§ **Written problem**
Can you replace "Patent image size" with "Drawing dimensions" throughout the lines below and leave everything else unchanged?

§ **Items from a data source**

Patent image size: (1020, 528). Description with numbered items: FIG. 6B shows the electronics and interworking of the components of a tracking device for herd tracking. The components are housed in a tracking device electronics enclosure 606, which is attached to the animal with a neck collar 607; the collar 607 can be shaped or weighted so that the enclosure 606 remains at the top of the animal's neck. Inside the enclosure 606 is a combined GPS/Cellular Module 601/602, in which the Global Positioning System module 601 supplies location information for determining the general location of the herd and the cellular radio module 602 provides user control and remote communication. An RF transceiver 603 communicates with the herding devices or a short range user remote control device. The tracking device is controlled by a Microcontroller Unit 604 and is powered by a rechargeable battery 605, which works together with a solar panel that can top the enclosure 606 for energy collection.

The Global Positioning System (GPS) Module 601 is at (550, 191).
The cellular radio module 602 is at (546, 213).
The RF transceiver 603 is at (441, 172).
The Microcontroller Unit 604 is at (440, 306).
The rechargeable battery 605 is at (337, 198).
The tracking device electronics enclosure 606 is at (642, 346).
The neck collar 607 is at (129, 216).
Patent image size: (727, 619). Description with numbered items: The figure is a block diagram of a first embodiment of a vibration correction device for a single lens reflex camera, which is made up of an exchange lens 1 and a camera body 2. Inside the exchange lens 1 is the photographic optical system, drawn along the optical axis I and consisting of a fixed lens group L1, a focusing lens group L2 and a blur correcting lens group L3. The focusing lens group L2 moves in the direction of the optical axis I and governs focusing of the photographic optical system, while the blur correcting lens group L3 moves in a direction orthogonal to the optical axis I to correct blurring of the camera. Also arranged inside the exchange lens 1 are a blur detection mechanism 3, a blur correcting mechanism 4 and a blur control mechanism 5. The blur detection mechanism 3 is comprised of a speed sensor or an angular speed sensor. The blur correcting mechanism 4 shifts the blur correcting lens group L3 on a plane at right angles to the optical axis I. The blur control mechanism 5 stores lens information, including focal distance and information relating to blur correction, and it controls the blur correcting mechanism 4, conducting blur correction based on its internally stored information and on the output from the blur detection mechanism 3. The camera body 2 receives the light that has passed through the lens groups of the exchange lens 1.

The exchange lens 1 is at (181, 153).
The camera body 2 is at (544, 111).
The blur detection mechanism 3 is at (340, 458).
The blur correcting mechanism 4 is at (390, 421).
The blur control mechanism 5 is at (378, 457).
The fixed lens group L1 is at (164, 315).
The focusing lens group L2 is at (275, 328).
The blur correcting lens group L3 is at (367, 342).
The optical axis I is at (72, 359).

§ **Finished task**
Drawing dimensions: (1020, 528). Description with numbered items: FIG. 6B shows the electronics and interworking of the components of a tracking device for herd tracking. The components are housed in a tracking device electronics enclosure 606, which is attached to the animal with a neck collar 607; the collar 607 can be shaped or weighted so that the enclosure 606 remains at the top of the animal's neck. Inside the enclosure 606 is a combined GPS/Cellular Module 601/602, in which the Global Positioning System module 601 supplies location information for determining the general location of the herd and the cellular radio module 602 provides user control and remote communication. An RF transceiver 603 communicates with the herding devices or a short range user remote control device. The tracking device is controlled by a Microcontroller Unit 604 and is powered by a rechargeable battery 605, which works together with a solar panel that can top the enclosure 606 for energy collection.

The Global Positioning System (GPS) Module 601 is at (550, 191).
The cellular radio module 602 is at (546, 213).
The RF transceiver 603 is at (441, 172).
The Microcontroller Unit 604 is at (440, 306).
The rechargeable battery 605 is at (337, 198).
The tracking device electronics enclosure 606 is at (642, 346).
The neck collar 607 is at (129, 216).
Drawing dimensions: (727, 619). Description with numbered items: The figure is a block diagram of a first embodiment of a vibration correction device for a single lens reflex camera, which is made up of an exchange lens 1 and a camera body 2. Inside the exchange lens 1 is the photographic optical system, drawn along the optical axis I and consisting of a fixed lens group L1, a focusing lens group L2 and a blur correcting lens group L3. The focusing lens group L2 moves in the direction of the optical axis I and governs focusing of the photographic optical system, while the blur correcting lens group L3 moves in a direction orthogonal to the optical axis I to correct blurring of the camera. Also arranged inside the exchange lens 1 are a blur detection mechanism 3, a blur correcting mechanism 4 and a blur control mechanism 5. The blur detection mechanism 3 is comprised of a speed sensor or an angular speed sensor. The blur correcting mechanism 4 shifts the blur correcting lens group L3 on a plane at right angles to the optical axis I. The blur control mechanism 5 stores lens information, including focal distance and information relating to blur correction, and it controls the blur correcting mechanism 4, conducting blur correction based on its internally stored information and on the output from the blur detection mechanism 3. The camera body 2 receives the light that has passed through the lens groups of the exchange lens 1.

The exchange lens 1 is at (181, 153).
The camera body 2 is at (544, 111).
The blur detection mechanism 3 is at (340, 458).
The blur correcting mechanism 4 is at (390, 421).
The blur control mechanism 5 is at (378, 457).
The fixed lens group L1 is at (164, 315).
The focusing lens group L2 is at (275, 328).
The blur correcting lens group L3 is at (367, 342).
The optical axis I is at (72, 359).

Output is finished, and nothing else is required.